What to work on
In the entries below, find every line with "ngày" and copy it.

Data in this exercise
○ ○ ○ ○ ○

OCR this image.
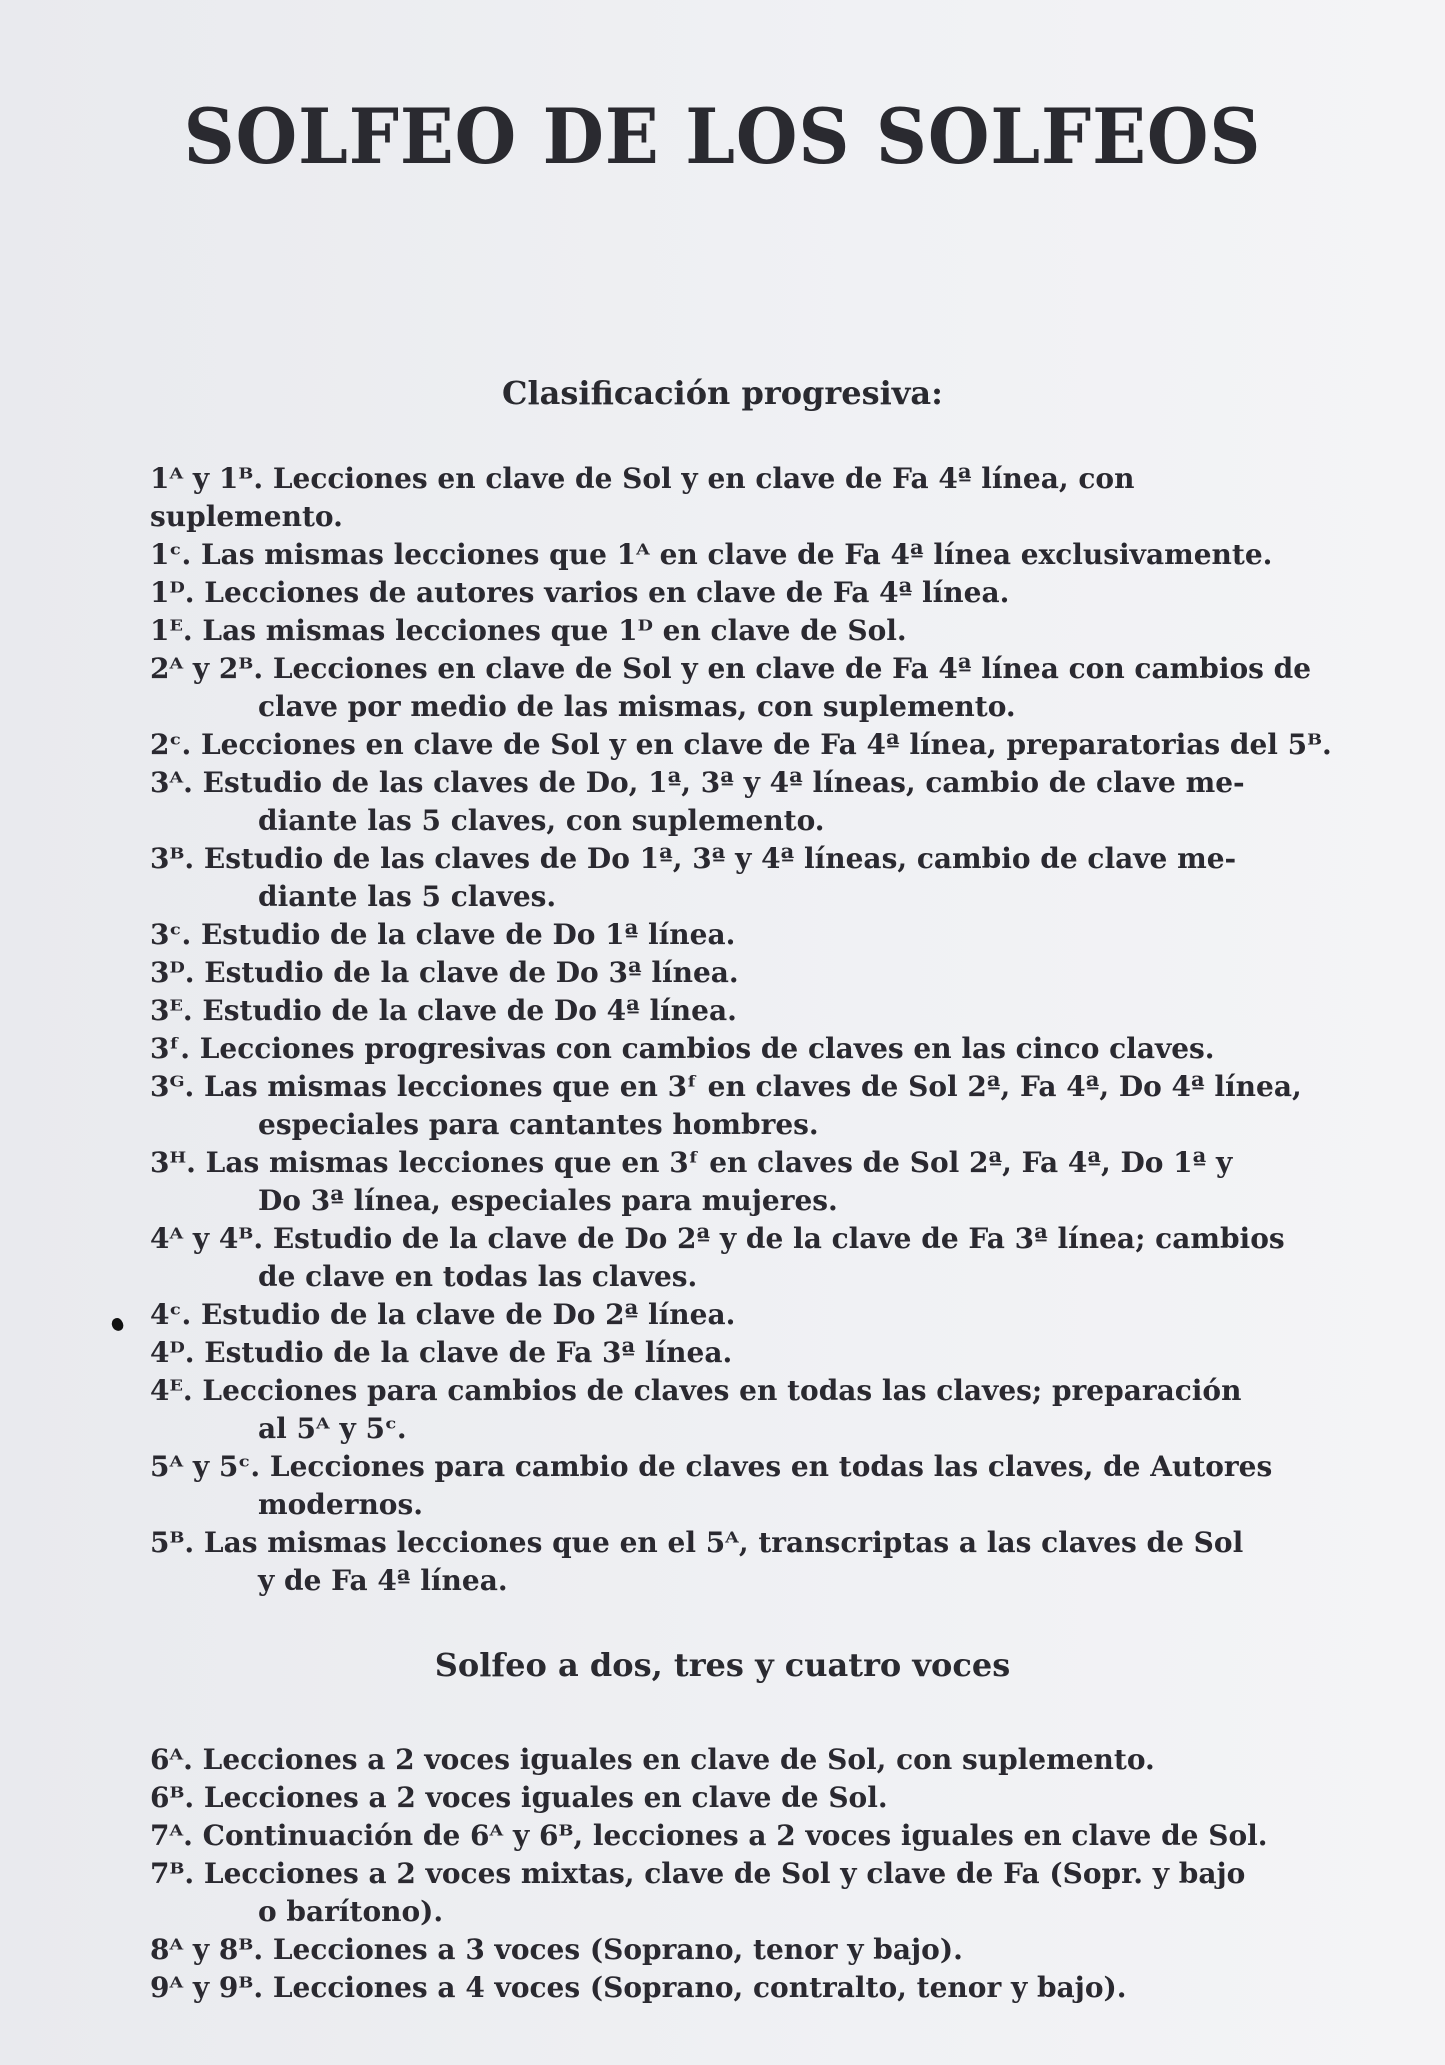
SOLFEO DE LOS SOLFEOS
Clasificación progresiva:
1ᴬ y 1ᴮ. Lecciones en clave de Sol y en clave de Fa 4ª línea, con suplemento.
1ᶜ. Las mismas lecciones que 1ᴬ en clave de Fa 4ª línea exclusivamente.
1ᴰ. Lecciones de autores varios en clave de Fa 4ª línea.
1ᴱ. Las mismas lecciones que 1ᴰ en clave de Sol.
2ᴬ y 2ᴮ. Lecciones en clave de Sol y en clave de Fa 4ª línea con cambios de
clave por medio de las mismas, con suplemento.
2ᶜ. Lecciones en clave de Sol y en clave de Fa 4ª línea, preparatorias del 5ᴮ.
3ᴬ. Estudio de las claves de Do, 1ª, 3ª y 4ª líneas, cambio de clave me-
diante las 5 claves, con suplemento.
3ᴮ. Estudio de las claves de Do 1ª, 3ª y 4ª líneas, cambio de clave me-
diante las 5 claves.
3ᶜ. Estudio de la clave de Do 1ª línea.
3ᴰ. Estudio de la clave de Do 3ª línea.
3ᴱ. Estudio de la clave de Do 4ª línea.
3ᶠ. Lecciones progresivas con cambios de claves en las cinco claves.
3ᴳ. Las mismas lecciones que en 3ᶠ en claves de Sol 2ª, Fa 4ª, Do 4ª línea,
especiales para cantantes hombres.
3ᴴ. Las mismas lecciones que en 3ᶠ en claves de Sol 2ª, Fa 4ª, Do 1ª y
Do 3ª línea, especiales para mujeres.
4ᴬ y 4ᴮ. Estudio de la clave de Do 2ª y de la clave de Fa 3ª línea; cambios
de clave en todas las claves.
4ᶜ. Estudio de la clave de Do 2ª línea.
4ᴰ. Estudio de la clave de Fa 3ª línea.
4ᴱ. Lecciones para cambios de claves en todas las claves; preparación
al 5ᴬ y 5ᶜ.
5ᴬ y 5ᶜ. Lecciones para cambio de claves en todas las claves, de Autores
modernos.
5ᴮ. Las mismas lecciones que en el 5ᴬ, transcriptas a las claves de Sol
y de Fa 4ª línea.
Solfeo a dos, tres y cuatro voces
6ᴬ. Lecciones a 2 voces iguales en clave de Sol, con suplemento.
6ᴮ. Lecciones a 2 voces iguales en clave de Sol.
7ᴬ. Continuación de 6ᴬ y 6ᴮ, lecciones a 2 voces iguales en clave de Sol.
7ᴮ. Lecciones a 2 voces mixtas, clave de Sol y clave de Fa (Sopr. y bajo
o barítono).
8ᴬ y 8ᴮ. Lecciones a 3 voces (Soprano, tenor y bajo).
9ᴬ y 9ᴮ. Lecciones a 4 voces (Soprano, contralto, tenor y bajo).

○ ○ ○ ○ ○

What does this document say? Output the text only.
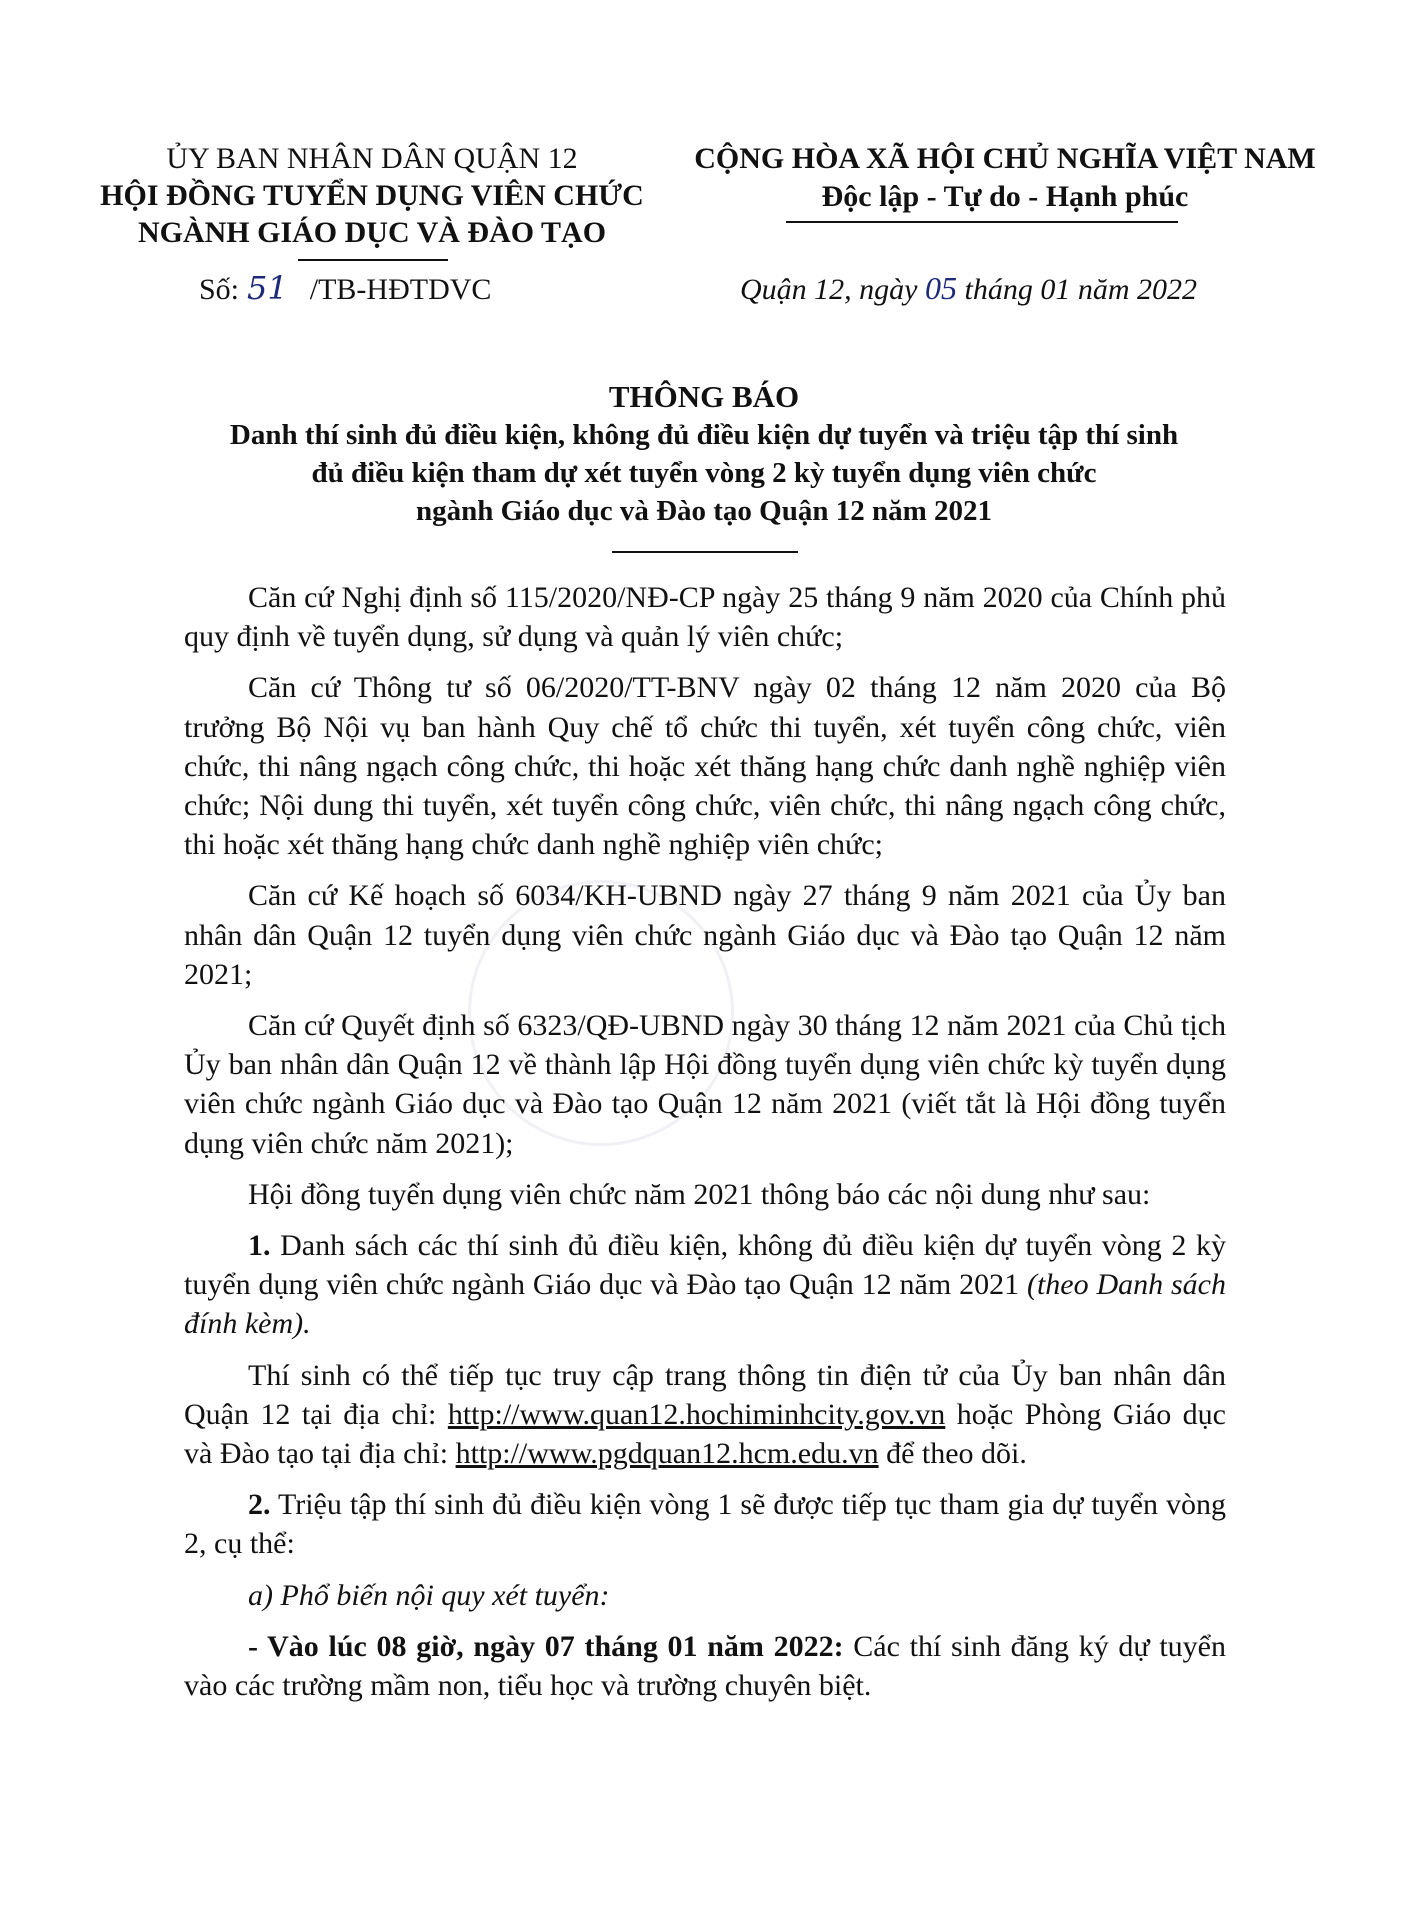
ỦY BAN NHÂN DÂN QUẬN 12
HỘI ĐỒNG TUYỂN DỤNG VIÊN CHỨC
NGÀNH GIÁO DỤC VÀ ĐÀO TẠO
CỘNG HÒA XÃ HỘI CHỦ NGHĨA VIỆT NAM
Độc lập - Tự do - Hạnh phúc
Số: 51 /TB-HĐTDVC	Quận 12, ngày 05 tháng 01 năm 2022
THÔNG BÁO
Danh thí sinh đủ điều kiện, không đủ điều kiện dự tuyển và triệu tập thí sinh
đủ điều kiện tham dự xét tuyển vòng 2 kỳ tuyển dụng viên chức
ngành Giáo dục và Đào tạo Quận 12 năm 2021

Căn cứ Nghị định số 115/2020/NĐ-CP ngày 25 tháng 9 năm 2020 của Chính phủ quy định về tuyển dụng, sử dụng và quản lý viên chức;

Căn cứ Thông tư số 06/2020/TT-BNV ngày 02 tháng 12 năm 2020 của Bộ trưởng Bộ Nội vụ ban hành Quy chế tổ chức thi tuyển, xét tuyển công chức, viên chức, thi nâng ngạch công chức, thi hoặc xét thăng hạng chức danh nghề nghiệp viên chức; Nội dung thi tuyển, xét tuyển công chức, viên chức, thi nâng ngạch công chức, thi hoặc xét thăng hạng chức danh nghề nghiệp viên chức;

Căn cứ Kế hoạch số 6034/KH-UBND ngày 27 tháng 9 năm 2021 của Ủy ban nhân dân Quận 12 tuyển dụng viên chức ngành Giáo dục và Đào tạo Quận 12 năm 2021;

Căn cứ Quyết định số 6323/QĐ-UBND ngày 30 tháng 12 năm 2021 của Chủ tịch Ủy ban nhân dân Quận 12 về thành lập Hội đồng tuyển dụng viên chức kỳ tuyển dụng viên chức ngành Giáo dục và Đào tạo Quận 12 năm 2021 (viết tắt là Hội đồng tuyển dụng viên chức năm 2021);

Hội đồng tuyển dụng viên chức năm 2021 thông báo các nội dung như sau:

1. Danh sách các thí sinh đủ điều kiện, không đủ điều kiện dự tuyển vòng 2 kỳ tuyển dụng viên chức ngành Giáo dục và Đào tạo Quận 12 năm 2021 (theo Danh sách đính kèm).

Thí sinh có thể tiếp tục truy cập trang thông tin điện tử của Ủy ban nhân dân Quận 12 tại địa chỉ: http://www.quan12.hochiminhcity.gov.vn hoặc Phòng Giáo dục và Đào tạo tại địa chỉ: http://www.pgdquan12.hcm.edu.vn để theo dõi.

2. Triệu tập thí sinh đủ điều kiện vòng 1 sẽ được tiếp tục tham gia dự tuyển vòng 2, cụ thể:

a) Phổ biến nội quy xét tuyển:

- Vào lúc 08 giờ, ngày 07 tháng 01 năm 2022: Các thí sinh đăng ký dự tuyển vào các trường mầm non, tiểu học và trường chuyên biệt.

○ ○ ○ ○ ○

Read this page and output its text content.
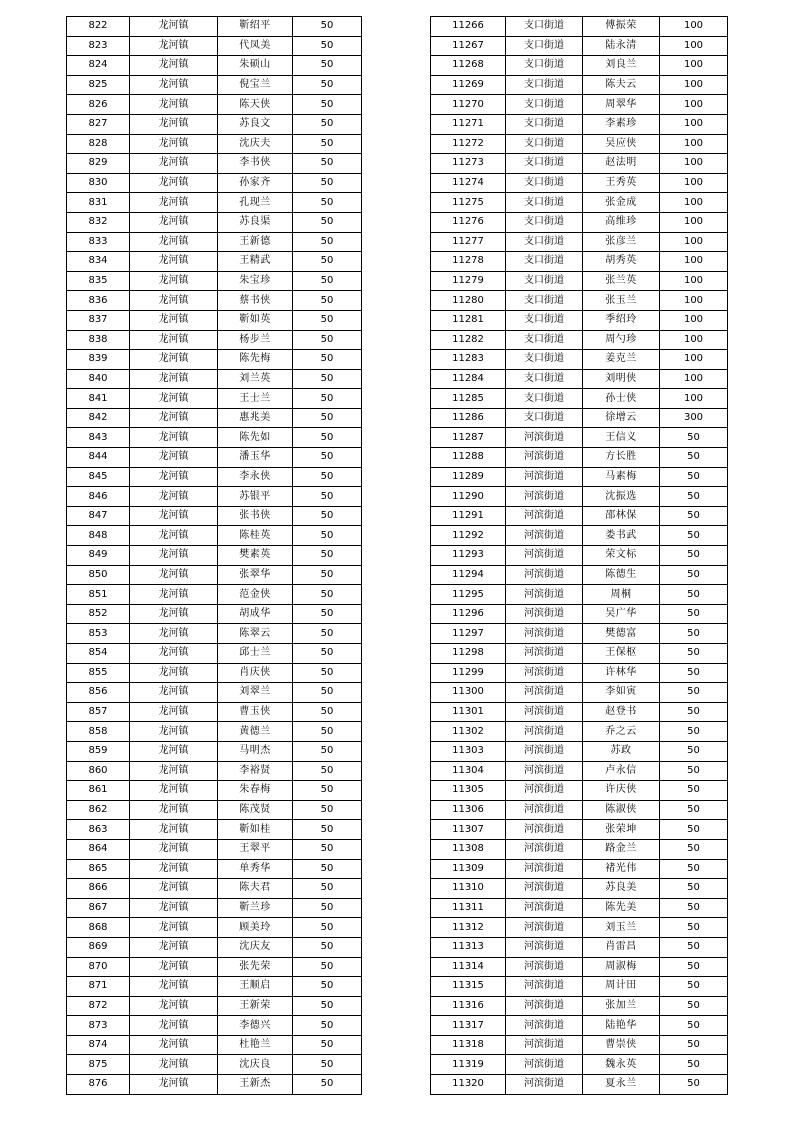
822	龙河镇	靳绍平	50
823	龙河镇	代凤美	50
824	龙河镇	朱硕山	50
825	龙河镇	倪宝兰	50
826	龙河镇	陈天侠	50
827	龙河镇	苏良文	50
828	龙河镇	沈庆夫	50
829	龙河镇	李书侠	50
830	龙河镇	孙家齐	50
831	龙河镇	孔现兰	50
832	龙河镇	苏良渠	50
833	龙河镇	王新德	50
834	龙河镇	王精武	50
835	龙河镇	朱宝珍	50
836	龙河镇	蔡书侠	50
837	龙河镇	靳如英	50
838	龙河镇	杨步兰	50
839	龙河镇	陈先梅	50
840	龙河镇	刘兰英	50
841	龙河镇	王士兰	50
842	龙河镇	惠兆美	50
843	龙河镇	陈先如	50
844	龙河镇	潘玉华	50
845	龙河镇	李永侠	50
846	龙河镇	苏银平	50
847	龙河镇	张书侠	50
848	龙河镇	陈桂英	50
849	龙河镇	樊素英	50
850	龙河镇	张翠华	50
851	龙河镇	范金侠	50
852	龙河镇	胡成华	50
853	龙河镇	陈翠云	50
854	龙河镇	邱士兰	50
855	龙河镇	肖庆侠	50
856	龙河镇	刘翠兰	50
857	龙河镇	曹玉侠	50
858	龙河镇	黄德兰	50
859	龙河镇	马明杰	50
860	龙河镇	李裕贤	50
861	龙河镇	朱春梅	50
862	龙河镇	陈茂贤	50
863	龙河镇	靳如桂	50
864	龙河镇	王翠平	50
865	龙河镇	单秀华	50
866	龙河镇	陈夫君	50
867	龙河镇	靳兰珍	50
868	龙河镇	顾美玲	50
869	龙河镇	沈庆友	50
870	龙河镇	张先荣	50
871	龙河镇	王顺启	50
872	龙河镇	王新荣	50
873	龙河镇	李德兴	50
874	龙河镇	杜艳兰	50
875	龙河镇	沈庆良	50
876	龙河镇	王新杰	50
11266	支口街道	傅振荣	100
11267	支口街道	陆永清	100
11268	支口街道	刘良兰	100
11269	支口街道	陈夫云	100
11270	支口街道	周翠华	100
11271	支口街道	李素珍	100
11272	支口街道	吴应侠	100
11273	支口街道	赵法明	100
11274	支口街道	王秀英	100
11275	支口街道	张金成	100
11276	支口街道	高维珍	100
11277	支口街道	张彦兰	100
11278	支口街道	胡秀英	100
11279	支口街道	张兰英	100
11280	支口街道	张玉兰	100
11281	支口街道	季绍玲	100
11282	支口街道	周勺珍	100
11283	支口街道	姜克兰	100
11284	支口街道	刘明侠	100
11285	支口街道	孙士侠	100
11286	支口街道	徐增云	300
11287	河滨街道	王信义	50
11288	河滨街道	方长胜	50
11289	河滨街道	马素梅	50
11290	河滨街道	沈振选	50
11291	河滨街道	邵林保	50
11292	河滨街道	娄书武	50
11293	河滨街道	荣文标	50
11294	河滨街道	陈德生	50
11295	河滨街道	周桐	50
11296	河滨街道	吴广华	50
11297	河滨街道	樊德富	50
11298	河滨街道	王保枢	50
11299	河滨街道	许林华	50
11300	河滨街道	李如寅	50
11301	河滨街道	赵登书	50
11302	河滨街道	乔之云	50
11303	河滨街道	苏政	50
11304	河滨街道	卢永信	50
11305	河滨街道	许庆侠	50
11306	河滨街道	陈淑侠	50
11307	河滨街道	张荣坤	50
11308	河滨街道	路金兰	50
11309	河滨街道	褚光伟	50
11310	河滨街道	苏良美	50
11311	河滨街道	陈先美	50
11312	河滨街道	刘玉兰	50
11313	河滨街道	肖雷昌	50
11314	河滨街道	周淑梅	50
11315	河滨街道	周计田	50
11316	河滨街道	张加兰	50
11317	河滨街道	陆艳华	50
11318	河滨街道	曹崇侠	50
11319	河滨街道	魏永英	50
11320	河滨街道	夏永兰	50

○ ○ ○ ○ ○

Solved problem
Số: 51 /TB-HĐTDVC	Quận 12, ngày 05 tháng 01 năm 2022
Căn cứ Nghị định số 115/2020/NĐ-CP ngày 25 tháng 9 năm 2020 của Chính phủ quy định về tuyển dụng, sử dụng và quản lý viên chức;
Căn cứ Thông tư số 06/2020/TT-BNV ngày 02 tháng 12 năm 2020 của Bộ trưởng Bộ Nội vụ ban hành Quy chế tổ chức thi tuyển, xét tuyển công chức, viên chức, thi nâng ngạch công chức, thi hoặc xét thăng hạng chức danh nghề nghiệp viên chức; Nội dung thi tuyển, xét tuyển công chức, viên chức, thi nâng ngạch công chức, thi hoặc xét thăng hạng chức danh nghề nghiệp viên chức;
Căn cứ Kế hoạch số 6034/KH-UBND ngày 27 tháng 9 năm 2021 của Ủy ban nhân dân Quận 12 tuyển dụng viên chức ngành Giáo dục và Đào tạo Quận 12 năm 2021;
Căn cứ Quyết định số 6323/QĐ-UBND ngày 30 tháng 12 năm 2021 của Chủ tịch Ủy ban nhân dân Quận 12 về thành lập Hội đồng tuyển dụng viên chức kỳ tuyển dụng viên chức ngành Giáo dục và Đào tạo Quận 12 năm 2021 (viết tắt là Hội đồng tuyển dụng viên chức năm 2021);
- Vào lúc 08 giờ, ngày 07 tháng 01 năm 2022: Các thí sinh đăng ký dự tuyển vào các trường mầm non, tiểu học và trường chuyên biệt.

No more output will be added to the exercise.